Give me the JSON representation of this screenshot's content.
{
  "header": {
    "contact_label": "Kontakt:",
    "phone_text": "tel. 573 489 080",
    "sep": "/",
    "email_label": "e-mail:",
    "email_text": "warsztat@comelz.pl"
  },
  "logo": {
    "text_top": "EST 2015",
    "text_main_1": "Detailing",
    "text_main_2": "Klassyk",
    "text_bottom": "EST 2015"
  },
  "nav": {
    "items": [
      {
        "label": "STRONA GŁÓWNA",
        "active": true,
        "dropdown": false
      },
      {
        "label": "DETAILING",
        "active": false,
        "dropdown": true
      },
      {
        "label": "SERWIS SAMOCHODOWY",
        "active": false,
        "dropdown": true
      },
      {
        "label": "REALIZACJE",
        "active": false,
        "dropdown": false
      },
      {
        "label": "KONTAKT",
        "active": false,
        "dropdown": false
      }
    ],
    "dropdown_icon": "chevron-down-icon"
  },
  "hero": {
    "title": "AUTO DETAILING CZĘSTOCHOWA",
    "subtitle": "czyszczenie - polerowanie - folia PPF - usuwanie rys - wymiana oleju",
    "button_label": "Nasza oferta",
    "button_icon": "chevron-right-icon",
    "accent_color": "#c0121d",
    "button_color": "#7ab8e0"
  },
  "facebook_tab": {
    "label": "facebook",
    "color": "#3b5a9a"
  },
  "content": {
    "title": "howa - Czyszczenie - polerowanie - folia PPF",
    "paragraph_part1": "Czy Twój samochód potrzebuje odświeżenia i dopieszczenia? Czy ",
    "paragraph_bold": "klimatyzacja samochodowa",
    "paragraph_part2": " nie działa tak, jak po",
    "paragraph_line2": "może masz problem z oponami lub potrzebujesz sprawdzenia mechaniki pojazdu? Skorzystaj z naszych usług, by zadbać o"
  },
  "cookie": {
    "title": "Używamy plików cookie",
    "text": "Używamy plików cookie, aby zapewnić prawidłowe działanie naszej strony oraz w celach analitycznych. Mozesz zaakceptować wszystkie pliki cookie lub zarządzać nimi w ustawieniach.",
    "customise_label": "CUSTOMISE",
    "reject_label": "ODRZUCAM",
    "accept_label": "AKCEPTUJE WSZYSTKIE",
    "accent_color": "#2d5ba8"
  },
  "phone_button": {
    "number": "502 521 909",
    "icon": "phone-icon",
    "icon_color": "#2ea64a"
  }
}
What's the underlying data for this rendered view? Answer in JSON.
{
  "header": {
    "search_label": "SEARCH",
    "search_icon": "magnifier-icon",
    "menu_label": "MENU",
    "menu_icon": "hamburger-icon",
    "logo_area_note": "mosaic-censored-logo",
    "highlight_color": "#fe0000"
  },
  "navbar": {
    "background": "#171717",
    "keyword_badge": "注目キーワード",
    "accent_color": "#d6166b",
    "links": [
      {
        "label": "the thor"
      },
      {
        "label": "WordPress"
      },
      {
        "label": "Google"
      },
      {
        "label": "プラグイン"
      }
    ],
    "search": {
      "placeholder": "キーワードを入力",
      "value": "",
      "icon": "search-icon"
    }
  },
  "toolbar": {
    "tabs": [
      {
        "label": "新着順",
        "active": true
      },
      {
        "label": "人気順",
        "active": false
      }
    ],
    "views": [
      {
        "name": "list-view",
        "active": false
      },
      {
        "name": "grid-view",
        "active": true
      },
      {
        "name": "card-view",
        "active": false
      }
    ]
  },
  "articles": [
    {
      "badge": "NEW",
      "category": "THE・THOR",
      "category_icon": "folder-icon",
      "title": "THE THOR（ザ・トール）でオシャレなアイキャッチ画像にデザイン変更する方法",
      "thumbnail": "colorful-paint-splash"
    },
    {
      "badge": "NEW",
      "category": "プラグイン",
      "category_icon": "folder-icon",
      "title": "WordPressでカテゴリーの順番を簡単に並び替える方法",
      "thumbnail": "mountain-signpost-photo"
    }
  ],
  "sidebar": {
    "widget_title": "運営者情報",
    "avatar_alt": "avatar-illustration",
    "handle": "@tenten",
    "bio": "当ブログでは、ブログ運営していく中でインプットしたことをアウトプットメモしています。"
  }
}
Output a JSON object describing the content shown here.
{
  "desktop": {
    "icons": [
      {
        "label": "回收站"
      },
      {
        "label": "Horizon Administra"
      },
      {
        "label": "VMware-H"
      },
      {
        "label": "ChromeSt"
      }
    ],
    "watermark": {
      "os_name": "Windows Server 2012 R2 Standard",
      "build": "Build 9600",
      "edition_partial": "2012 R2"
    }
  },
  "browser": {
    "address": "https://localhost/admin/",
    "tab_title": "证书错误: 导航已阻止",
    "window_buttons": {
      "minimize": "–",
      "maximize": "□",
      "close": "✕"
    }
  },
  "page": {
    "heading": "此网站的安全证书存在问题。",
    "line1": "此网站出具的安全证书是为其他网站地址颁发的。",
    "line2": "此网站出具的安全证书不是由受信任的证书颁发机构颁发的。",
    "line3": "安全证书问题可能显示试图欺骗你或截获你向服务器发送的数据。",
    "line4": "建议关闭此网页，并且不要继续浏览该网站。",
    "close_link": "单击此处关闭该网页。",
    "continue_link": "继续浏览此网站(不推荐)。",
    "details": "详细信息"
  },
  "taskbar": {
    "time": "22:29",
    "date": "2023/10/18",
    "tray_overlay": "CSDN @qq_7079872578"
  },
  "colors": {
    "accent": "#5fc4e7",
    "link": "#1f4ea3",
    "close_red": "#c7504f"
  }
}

● ● ● ● ●

WHAT YOU NEED TO DO.
Show the lines of the records that contain the word "folia".

CORRECT RESPONSE.
    "subtitle": "czyszczenie - polerowanie - folia PPF - usuwanie rys - wymiana oleju",
    "title": "howa - Czyszczenie - polerowanie - folia PPF",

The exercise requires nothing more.